-- Start of Data provided --

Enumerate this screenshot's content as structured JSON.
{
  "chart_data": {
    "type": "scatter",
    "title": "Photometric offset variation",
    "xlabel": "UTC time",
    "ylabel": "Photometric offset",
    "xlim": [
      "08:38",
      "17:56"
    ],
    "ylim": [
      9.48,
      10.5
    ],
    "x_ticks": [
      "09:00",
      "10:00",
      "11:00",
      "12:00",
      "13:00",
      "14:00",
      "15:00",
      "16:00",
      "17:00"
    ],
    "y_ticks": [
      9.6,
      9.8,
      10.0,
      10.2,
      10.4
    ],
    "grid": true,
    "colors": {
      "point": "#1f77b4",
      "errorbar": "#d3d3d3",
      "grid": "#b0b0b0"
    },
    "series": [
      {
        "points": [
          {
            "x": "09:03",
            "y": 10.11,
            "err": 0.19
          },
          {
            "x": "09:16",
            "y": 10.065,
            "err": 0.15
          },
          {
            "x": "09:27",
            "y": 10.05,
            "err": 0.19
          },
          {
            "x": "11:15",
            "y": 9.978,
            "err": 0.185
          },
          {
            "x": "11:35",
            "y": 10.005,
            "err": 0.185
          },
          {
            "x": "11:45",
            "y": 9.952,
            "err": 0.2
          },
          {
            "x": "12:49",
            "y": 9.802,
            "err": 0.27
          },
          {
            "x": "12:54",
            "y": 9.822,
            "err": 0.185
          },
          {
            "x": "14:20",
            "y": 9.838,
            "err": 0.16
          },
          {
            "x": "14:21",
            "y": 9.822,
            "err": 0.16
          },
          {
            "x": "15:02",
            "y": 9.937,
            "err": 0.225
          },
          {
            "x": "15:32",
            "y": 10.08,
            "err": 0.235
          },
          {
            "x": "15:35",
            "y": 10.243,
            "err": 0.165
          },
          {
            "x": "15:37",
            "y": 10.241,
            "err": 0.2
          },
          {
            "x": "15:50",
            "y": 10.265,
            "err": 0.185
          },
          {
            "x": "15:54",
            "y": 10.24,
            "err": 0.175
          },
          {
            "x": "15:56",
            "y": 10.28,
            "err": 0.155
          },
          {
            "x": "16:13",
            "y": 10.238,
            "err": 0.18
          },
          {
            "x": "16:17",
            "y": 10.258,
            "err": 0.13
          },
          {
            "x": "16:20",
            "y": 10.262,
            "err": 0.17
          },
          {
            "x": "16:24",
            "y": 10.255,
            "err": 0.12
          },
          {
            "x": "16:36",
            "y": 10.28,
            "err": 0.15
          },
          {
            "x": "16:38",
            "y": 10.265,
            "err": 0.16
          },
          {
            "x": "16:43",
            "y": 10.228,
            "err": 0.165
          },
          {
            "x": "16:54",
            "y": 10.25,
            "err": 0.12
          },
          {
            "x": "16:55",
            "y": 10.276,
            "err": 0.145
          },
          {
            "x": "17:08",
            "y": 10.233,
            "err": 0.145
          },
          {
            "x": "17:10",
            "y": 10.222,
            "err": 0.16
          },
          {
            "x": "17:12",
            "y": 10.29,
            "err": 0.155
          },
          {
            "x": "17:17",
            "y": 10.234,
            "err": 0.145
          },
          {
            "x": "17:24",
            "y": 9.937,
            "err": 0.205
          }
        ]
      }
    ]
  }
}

-- End of Data provided --

Problem statement.
Without leaving anything out, give the entries again exactly.

Answer to this exercise.
Enumerate this screenshot's content as structured JSON.
{
  "chart_data": {
    "type": "scatter",
    "title": "Photometric offset variation",
    "xlabel": "UTC time",
    "ylabel": "Photometric offset",
    "xlim": [
      "08:38",
      "17:56"
    ],
    "ylim": [
      9.48,
      10.5
    ],
    "x_ticks": [
      "09:00",
      "10:00",
      "11:00",
      "12:00",
      "13:00",
      "14:00",
      "15:00",
      "16:00",
      "17:00"
    ],
    "y_ticks": [
      9.6,
      9.8,
      10.0,
      10.2,
      10.4
    ],
    "grid": true,
    "colors": {
      "point": "#1f77b4",
      "errorbar": "#d3d3d3",
      "grid": "#b0b0b0"
    },
    "series": [
      {
        "points": [
          {
            "x": "09:03",
            "y": 10.11,
            "err": 0.19
          },
          {
            "x": "09:16",
            "y": 10.065,
            "err": 0.15
          },
          {
            "x": "09:27",
            "y": 10.05,
            "err": 0.19
          },
          {
            "x": "11:15",
            "y": 9.978,
            "err": 0.185
          },
          {
            "x": "11:35",
            "y": 10.005,
            "err": 0.185
          },
          {
            "x": "11:45",
            "y": 9.952,
            "err": 0.2
          },
          {
            "x": "12:49",
            "y": 9.802,
            "err": 0.27
          },
          {
            "x": "12:54",
            "y": 9.822,
            "err": 0.185
          },
          {
            "x": "14:20",
            "y": 9.838,
            "err": 0.16
          },
          {
            "x": "14:21",
            "y": 9.822,
            "err": 0.16
          },
          {
            "x": "15:02",
            "y": 9.937,
            "err": 0.225
          },
          {
            "x": "15:32",
            "y": 10.08,
            "err": 0.235
          },
          {
            "x": "15:35",
            "y": 10.243,
            "err": 0.165
          },
          {
            "x": "15:37",
            "y": 10.241,
            "err": 0.2
          },
          {
            "x": "15:50",
            "y": 10.265,
            "err": 0.185
          },
          {
            "x": "15:54",
            "y": 10.24,
            "err": 0.175
          },
          {
            "x": "15:56",
            "y": 10.28,
            "err": 0.155
          },
          {
            "x": "16:13",
            "y": 10.238,
            "err": 0.18
          },
          {
            "x": "16:17",
            "y": 10.258,
            "err": 0.13
          },
          {
            "x": "16:20",
            "y": 10.262,
            "err": 0.17
          },
          {
            "x": "16:24",
            "y": 10.255,
            "err": 0.12
          },
          {
            "x": "16:36",
            "y": 10.28,
            "err": 0.15
          },
          {
            "x": "16:38",
            "y": 10.265,
            "err": 0.16
          },
          {
            "x": "16:43",
            "y": 10.228,
            "err": 0.165
          },
          {
            "x": "16:54",
            "y": 10.25,
            "err": 0.12
          },
          {
            "x": "16:55",
            "y": 10.276,
            "err": 0.145
          },
          {
            "x": "17:08",
            "y": 10.233,
            "err": 0.145
          },
          {
            "x": "17:10",
            "y": 10.222,
            "err": 0.16
          },
          {
            "x": "17:12",
            "y": 10.29,
            "err": 0.155
          },
          {
            "x": "17:17",
            "y": 10.234,
            "err": 0.145
          },
          {
            "x": "17:24",
            "y": 9.937,
            "err": 0.205
          }
        ]
      }
    ]
  }
}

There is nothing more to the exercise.